◆ **Aim**
Please quote the material exactly, every line of it.
[start of Recorded data]
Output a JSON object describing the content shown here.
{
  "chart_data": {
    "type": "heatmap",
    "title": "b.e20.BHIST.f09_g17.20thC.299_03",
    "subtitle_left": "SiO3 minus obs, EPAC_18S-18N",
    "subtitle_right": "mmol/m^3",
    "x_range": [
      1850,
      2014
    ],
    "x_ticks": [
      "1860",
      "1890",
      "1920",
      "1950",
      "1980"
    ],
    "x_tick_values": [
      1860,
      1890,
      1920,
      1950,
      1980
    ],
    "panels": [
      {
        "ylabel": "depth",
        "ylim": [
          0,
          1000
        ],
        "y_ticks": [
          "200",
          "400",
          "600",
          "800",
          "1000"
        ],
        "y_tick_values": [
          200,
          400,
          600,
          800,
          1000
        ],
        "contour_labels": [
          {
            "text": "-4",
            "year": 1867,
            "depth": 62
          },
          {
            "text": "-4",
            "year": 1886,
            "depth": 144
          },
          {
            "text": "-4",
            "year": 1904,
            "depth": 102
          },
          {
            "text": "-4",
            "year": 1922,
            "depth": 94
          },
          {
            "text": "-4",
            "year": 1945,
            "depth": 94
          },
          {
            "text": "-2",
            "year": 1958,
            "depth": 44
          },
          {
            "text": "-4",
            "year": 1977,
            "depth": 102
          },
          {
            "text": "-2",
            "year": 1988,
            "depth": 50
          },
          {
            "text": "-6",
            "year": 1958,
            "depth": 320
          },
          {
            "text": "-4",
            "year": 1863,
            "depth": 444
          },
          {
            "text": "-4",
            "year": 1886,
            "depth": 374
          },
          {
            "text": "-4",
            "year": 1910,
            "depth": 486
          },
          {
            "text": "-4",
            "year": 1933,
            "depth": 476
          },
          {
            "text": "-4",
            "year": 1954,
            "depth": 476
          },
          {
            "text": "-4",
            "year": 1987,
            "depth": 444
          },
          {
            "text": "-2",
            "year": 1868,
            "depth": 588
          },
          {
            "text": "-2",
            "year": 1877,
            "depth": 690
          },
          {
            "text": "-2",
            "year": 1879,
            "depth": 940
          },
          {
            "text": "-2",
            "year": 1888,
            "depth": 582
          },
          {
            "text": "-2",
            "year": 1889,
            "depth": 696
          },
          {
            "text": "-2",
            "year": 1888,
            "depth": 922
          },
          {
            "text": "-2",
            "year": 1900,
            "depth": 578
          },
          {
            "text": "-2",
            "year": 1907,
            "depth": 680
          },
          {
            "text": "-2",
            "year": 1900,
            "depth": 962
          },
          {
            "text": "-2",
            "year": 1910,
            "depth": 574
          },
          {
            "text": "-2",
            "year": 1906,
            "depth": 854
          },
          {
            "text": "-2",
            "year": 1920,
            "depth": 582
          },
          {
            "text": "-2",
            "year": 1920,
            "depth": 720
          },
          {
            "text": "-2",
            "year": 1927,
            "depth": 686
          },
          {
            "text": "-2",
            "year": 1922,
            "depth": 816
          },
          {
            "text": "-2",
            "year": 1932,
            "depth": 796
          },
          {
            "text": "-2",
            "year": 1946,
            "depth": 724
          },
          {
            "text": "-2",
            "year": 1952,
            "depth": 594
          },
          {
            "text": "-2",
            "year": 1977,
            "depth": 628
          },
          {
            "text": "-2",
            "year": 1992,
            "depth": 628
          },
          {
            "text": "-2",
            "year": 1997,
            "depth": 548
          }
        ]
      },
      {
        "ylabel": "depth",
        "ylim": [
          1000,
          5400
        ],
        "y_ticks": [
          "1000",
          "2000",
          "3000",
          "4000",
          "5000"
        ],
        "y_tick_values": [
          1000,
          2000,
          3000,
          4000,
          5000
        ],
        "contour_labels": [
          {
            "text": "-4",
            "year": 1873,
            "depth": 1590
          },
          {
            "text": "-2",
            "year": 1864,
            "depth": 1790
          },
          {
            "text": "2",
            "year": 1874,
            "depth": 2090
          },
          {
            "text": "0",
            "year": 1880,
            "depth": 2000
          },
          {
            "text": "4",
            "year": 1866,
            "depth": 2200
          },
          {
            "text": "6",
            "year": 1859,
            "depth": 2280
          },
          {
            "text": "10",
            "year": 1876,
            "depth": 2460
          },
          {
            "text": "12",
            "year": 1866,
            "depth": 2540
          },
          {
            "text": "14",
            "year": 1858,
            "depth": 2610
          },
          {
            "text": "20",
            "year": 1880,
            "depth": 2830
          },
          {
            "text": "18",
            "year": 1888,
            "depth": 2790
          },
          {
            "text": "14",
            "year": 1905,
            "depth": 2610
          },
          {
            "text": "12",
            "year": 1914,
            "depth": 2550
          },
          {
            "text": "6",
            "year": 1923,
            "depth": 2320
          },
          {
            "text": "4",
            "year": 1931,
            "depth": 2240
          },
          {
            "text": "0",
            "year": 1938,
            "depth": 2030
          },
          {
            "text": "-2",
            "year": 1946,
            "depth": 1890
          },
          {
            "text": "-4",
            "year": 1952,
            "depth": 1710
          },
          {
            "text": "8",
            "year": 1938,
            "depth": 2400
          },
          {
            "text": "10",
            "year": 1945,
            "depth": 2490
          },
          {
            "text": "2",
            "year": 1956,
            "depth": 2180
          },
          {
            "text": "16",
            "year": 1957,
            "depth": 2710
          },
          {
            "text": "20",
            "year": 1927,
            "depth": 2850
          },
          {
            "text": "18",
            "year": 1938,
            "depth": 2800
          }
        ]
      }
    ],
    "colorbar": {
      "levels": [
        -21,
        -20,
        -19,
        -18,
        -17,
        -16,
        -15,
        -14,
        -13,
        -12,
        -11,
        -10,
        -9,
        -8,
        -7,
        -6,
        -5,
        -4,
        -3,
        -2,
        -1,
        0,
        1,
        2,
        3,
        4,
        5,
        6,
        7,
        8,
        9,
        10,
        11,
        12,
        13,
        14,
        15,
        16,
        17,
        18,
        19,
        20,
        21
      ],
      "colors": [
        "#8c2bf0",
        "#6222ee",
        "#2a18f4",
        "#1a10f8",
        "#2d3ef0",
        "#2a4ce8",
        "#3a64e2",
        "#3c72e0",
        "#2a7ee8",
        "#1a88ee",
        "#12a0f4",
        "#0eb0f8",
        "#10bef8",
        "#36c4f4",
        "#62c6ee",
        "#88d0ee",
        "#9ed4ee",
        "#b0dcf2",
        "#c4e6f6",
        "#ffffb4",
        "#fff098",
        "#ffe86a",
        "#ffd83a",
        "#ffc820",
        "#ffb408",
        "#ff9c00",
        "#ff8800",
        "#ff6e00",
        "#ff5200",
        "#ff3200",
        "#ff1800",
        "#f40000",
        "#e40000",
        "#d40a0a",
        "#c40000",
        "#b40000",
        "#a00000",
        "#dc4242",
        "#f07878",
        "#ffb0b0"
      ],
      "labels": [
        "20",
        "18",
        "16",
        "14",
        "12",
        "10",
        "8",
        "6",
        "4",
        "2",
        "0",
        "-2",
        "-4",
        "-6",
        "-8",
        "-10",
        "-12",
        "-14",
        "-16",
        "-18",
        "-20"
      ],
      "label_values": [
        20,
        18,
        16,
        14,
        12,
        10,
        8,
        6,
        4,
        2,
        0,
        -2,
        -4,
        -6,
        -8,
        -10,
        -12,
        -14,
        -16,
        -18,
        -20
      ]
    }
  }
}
[end of Recorded data]
◆ **Result of the task**
Output a JSON object describing the content shown here.
{
  "chart_data": {
    "type": "heatmap",
    "title": "b.e20.BHIST.f09_g17.20thC.299_03",
    "subtitle_left": "SiO3 minus obs, EPAC_18S-18N",
    "subtitle_right": "mmol/m^3",
    "x_range": [
      1850,
      2014
    ],
    "x_ticks": [
      "1860",
      "1890",
      "1920",
      "1950",
      "1980"
    ],
    "x_tick_values": [
      1860,
      1890,
      1920,
      1950,
      1980
    ],
    "panels": [
      {
        "ylabel": "depth",
        "ylim": [
          0,
          1000
        ],
        "y_ticks": [
          "200",
          "400",
          "600",
          "800",
          "1000"
        ],
        "y_tick_values": [
          200,
          400,
          600,
          800,
          1000
        ],
        "contour_labels": [
          {
            "text": "-4",
            "year": 1867,
            "depth": 62
          },
          {
            "text": "-4",
            "year": 1886,
            "depth": 144
          },
          {
            "text": "-4",
            "year": 1904,
            "depth": 102
          },
          {
            "text": "-4",
            "year": 1922,
            "depth": 94
          },
          {
            "text": "-4",
            "year": 1945,
            "depth": 94
          },
          {
            "text": "-2",
            "year": 1958,
            "depth": 44
          },
          {
            "text": "-4",
            "year": 1977,
            "depth": 102
          },
          {
            "text": "-2",
            "year": 1988,
            "depth": 50
          },
          {
            "text": "-6",
            "year": 1958,
            "depth": 320
          },
          {
            "text": "-4",
            "year": 1863,
            "depth": 444
          },
          {
            "text": "-4",
            "year": 1886,
            "depth": 374
          },
          {
            "text": "-4",
            "year": 1910,
            "depth": 486
          },
          {
            "text": "-4",
            "year": 1933,
            "depth": 476
          },
          {
            "text": "-4",
            "year": 1954,
            "depth": 476
          },
          {
            "text": "-4",
            "year": 1987,
            "depth": 444
          },
          {
            "text": "-2",
            "year": 1868,
            "depth": 588
          },
          {
            "text": "-2",
            "year": 1877,
            "depth": 690
          },
          {
            "text": "-2",
            "year": 1879,
            "depth": 940
          },
          {
            "text": "-2",
            "year": 1888,
            "depth": 582
          },
          {
            "text": "-2",
            "year": 1889,
            "depth": 696
          },
          {
            "text": "-2",
            "year": 1888,
            "depth": 922
          },
          {
            "text": "-2",
            "year": 1900,
            "depth": 578
          },
          {
            "text": "-2",
            "year": 1907,
            "depth": 680
          },
          {
            "text": "-2",
            "year": 1900,
            "depth": 962
          },
          {
            "text": "-2",
            "year": 1910,
            "depth": 574
          },
          {
            "text": "-2",
            "year": 1906,
            "depth": 854
          },
          {
            "text": "-2",
            "year": 1920,
            "depth": 582
          },
          {
            "text": "-2",
            "year": 1920,
            "depth": 720
          },
          {
            "text": "-2",
            "year": 1927,
            "depth": 686
          },
          {
            "text": "-2",
            "year": 1922,
            "depth": 816
          },
          {
            "text": "-2",
            "year": 1932,
            "depth": 796
          },
          {
            "text": "-2",
            "year": 1946,
            "depth": 724
          },
          {
            "text": "-2",
            "year": 1952,
            "depth": 594
          },
          {
            "text": "-2",
            "year": 1977,
            "depth": 628
          },
          {
            "text": "-2",
            "year": 1992,
            "depth": 628
          },
          {
            "text": "-2",
            "year": 1997,
            "depth": 548
          }
        ]
      },
      {
        "ylabel": "depth",
        "ylim": [
          1000,
          5400
        ],
        "y_ticks": [
          "1000",
          "2000",
          "3000",
          "4000",
          "5000"
        ],
        "y_tick_values": [
          1000,
          2000,
          3000,
          4000,
          5000
        ],
        "contour_labels": [
          {
            "text": "-4",
            "year": 1873,
            "depth": 1590
          },
          {
            "text": "-2",
            "year": 1864,
            "depth": 1790
          },
          {
            "text": "2",
            "year": 1874,
            "depth": 2090
          },
          {
            "text": "0",
            "year": 1880,
            "depth": 2000
          },
          {
            "text": "4",
            "year": 1866,
            "depth": 2200
          },
          {
            "text": "6",
            "year": 1859,
            "depth": 2280
          },
          {
            "text": "10",
            "year": 1876,
            "depth": 2460
          },
          {
            "text": "12",
            "year": 1866,
            "depth": 2540
          },
          {
            "text": "14",
            "year": 1858,
            "depth": 2610
          },
          {
            "text": "20",
            "year": 1880,
            "depth": 2830
          },
          {
            "text": "18",
            "year": 1888,
            "depth": 2790
          },
          {
            "text": "14",
            "year": 1905,
            "depth": 2610
          },
          {
            "text": "12",
            "year": 1914,
            "depth": 2550
          },
          {
            "text": "6",
            "year": 1923,
            "depth": 2320
          },
          {
            "text": "4",
            "year": 1931,
            "depth": 2240
          },
          {
            "text": "0",
            "year": 1938,
            "depth": 2030
          },
          {
            "text": "-2",
            "year": 1946,
            "depth": 1890
          },
          {
            "text": "-4",
            "year": 1952,
            "depth": 1710
          },
          {
            "text": "8",
            "year": 1938,
            "depth": 2400
          },
          {
            "text": "10",
            "year": 1945,
            "depth": 2490
          },
          {
            "text": "2",
            "year": 1956,
            "depth": 2180
          },
          {
            "text": "16",
            "year": 1957,
            "depth": 2710
          },
          {
            "text": "20",
            "year": 1927,
            "depth": 2850
          },
          {
            "text": "18",
            "year": 1938,
            "depth": 2800
          }
        ]
      }
    ],
    "colorbar": {
      "levels": [
        -21,
        -20,
        -19,
        -18,
        -17,
        -16,
        -15,
        -14,
        -13,
        -12,
        -11,
        -10,
        -9,
        -8,
        -7,
        -6,
        -5,
        -4,
        -3,
        -2,
        -1,
        0,
        1,
        2,
        3,
        4,
        5,
        6,
        7,
        8,
        9,
        10,
        11,
        12,
        13,
        14,
        15,
        16,
        17,
        18,
        19,
        20,
        21
      ],
      "colors": [
        "#8c2bf0",
        "#6222ee",
        "#2a18f4",
        "#1a10f8",
        "#2d3ef0",
        "#2a4ce8",
        "#3a64e2",
        "#3c72e0",
        "#2a7ee8",
        "#1a88ee",
        "#12a0f4",
        "#0eb0f8",
        "#10bef8",
        "#36c4f4",
        "#62c6ee",
        "#88d0ee",
        "#9ed4ee",
        "#b0dcf2",
        "#c4e6f6",
        "#ffffb4",
        "#fff098",
        "#ffe86a",
        "#ffd83a",
        "#ffc820",
        "#ffb408",
        "#ff9c00",
        "#ff8800",
        "#ff6e00",
        "#ff5200",
        "#ff3200",
        "#ff1800",
        "#f40000",
        "#e40000",
        "#d40a0a",
        "#c40000",
        "#b40000",
        "#a00000",
        "#dc4242",
        "#f07878",
        "#ffb0b0"
      ],
      "labels": [
        "20",
        "18",
        "16",
        "14",
        "12",
        "10",
        "8",
        "6",
        "4",
        "2",
        "0",
        "-2",
        "-4",
        "-6",
        "-8",
        "-10",
        "-12",
        "-14",
        "-16",
        "-18",
        "-20"
      ],
      "label_values": [
        20,
        18,
        16,
        14,
        12,
        10,
        8,
        6,
        4,
        2,
        0,
        -2,
        -4,
        -6,
        -8,
        -10,
        -12,
        -14,
        -16,
        -18,
        -20
      ]
    }
  }
}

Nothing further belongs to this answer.